(Stored data)

BEGIN

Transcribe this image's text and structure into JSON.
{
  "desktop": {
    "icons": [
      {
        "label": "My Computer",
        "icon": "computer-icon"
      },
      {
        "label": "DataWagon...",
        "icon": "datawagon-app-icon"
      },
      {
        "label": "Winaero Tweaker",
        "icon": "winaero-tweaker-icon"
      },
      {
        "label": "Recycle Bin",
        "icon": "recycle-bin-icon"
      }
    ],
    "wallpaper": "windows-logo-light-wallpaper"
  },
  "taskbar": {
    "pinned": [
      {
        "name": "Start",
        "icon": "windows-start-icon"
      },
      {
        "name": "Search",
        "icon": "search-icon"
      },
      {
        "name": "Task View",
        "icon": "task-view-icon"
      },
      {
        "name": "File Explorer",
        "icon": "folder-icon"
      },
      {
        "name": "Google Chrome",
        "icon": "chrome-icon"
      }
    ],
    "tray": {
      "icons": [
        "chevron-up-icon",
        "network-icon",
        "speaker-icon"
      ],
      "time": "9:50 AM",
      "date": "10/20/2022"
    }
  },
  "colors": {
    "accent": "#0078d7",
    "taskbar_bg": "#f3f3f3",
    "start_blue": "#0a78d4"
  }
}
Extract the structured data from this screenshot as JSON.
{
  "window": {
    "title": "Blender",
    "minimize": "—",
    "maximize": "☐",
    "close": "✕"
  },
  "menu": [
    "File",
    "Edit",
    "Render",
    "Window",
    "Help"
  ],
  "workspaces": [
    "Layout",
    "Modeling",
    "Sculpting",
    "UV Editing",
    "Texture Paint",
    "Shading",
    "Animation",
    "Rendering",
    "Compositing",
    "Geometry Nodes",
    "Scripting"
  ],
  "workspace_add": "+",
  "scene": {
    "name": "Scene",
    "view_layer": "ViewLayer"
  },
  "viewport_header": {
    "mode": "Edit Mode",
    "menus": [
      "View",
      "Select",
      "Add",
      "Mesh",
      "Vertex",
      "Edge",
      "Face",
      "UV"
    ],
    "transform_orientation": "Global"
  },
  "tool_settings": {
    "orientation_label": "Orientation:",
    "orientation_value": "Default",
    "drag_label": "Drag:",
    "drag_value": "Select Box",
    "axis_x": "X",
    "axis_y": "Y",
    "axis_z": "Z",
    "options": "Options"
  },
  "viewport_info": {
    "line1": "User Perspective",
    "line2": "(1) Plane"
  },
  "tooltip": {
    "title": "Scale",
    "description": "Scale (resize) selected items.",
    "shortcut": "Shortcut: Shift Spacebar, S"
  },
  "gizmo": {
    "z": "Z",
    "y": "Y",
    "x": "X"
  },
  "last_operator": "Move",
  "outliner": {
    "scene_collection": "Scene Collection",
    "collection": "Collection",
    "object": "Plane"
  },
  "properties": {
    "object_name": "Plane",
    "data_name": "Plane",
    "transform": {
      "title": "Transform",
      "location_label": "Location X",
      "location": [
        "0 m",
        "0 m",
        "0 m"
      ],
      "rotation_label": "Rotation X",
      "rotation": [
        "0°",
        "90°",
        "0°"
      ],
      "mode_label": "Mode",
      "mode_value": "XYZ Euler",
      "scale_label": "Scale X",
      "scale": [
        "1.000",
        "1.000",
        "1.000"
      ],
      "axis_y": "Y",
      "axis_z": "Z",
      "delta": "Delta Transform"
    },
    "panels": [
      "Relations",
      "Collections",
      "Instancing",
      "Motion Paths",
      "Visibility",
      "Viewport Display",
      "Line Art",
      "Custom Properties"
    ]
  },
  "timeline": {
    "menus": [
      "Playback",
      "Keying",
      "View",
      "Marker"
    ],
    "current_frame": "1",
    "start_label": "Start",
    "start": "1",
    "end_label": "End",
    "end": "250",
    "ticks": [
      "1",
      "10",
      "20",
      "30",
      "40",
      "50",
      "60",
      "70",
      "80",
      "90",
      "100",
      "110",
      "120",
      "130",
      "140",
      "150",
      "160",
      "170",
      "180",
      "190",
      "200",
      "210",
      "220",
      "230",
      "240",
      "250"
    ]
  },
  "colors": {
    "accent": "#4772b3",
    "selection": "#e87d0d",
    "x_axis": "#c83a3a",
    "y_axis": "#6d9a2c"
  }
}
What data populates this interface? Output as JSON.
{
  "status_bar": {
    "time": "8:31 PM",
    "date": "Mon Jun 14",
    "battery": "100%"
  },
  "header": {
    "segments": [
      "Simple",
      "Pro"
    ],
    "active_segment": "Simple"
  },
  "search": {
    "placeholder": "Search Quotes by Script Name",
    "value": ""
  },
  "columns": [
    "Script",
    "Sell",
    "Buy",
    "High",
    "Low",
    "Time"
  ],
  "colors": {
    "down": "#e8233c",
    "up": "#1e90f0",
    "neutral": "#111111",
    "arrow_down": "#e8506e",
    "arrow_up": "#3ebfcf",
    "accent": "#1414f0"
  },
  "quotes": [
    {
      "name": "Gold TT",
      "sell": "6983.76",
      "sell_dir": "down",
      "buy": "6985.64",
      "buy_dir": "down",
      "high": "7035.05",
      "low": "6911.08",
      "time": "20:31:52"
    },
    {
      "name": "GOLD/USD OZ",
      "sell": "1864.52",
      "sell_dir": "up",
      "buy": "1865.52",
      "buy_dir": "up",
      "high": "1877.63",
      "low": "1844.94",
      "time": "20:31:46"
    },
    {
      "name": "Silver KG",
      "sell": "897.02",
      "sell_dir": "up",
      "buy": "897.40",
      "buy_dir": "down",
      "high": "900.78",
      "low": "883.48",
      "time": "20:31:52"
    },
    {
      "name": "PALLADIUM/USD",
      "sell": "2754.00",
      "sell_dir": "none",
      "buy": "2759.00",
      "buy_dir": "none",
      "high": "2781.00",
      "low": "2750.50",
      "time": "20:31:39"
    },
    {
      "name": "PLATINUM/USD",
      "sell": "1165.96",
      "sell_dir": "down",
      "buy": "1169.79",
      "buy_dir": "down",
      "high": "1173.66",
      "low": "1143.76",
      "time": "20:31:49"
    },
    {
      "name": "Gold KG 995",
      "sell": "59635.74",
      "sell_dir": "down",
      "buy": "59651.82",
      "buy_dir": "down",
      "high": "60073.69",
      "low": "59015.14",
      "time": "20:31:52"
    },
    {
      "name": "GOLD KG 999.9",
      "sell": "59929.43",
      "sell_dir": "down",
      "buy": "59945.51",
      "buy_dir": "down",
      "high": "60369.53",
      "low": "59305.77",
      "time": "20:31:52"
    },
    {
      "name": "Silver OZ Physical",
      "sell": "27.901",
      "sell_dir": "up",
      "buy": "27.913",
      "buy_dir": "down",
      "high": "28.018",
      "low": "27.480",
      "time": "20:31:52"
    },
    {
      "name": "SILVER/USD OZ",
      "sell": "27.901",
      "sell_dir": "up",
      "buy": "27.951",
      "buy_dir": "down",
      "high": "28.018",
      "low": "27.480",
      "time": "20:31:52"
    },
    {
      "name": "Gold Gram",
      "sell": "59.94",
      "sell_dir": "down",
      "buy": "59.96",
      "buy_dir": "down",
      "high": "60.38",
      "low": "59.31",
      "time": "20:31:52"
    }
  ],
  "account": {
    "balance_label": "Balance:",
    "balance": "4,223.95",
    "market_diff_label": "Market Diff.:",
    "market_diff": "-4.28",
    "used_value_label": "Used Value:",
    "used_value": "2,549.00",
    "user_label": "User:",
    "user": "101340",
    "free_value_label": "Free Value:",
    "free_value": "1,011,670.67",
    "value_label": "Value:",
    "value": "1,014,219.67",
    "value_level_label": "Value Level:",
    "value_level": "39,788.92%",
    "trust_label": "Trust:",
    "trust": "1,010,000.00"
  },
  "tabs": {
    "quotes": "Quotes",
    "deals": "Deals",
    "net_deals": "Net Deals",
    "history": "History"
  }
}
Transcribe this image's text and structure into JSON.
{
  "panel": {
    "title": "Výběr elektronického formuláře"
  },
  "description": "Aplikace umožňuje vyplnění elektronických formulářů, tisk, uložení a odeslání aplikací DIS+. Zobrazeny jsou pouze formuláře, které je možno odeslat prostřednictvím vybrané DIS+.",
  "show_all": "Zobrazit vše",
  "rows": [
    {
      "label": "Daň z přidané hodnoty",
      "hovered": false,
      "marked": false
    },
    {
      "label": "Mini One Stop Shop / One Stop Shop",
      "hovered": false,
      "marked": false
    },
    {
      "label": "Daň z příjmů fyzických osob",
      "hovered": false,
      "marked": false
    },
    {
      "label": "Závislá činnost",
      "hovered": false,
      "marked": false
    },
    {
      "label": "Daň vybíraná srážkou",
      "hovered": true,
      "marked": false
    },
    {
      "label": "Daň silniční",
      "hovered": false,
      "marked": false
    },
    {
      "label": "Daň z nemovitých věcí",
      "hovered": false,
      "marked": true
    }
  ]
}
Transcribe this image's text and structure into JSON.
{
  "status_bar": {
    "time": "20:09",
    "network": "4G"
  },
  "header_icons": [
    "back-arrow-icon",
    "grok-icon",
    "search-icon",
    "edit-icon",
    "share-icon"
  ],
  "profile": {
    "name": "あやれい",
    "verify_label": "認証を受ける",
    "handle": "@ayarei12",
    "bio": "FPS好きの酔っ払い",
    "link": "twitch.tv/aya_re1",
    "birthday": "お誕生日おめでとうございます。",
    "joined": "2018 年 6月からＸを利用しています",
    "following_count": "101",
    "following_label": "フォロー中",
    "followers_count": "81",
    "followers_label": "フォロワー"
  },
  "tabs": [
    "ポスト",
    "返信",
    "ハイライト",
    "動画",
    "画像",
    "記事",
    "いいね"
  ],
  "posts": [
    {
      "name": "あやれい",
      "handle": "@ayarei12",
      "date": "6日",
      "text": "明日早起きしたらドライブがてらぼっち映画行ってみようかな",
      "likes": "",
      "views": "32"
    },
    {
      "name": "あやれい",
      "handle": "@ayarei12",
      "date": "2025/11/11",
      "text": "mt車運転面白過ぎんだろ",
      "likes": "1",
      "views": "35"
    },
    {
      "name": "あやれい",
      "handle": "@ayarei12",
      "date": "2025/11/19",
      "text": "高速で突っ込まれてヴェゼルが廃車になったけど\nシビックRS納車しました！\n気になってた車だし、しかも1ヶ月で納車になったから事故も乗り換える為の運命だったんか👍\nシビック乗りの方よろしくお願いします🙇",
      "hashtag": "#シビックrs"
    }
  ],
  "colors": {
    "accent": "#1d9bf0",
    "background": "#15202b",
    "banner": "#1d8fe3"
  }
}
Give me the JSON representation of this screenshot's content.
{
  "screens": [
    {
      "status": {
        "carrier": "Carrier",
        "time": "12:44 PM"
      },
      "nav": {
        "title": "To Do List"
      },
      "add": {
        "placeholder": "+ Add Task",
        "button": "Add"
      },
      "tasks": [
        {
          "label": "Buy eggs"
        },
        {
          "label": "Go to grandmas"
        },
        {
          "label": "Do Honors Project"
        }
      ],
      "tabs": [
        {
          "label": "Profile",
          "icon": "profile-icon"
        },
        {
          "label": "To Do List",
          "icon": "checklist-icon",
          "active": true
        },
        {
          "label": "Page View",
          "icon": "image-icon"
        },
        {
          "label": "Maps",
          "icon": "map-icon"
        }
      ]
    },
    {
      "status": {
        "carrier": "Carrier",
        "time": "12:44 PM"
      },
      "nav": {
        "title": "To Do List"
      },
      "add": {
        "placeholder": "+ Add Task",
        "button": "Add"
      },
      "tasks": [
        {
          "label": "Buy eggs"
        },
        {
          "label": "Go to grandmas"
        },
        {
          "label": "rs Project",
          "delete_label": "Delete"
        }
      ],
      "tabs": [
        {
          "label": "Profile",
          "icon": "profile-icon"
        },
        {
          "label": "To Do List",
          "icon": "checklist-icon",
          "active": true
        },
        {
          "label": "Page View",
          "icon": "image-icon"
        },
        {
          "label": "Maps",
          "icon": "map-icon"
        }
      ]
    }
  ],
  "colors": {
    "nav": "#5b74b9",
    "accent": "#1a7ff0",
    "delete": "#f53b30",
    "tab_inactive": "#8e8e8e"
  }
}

END

### TASK GOAL
Every line from the one containing "Give me the" through the last line must be copied exactly; leave out the rest.

### FULL OUTPUT
Give me the JSON representation of this screenshot's content.
{
  "screens": [
    {
      "status": {
        "carrier": "Carrier",
        "time": "12:44 PM"
      },
      "nav": {
        "title": "To Do List"
      },
      "add": {
        "placeholder": "+ Add Task",
        "button": "Add"
      },
      "tasks": [
        {
          "label": "Buy eggs"
        },
        {
          "label": "Go to grandmas"
        },
        {
          "label": "Do Honors Project"
        }
      ],
      "tabs": [
        {
          "label": "Profile",
          "icon": "profile-icon"
        },
        {
          "label": "To Do List",
          "icon": "checklist-icon",
          "active": true
        },
        {
          "label": "Page View",
          "icon": "image-icon"
        },
        {
          "label": "Maps",
          "icon": "map-icon"
        }
      ]
    },
    {
      "status": {
        "carrier": "Carrier",
        "time": "12:44 PM"
      },
      "nav": {
        "title": "To Do List"
      },
      "add": {
        "placeholder": "+ Add Task",
        "button": "Add"
      },
      "tasks": [
        {
          "label": "Buy eggs"
        },
        {
          "label": "Go to grandmas"
        },
        {
          "label": "rs Project",
          "delete_label": "Delete"
        }
      ],
      "tabs": [
        {
          "label": "Profile",
          "icon": "profile-icon"
        },
        {
          "label": "To Do List",
          "icon": "checklist-icon",
          "active": true
        },
        {
          "label": "Page View",
          "icon": "image-icon"
        },
        {
          "label": "Maps",
          "icon": "map-icon"
        }
      ]
    }
  ],
  "colors": {
    "nav": "#5b74b9",
    "accent": "#1a7ff0",
    "delete": "#f53b30",
    "tab_inactive": "#8e8e8e"
  }
}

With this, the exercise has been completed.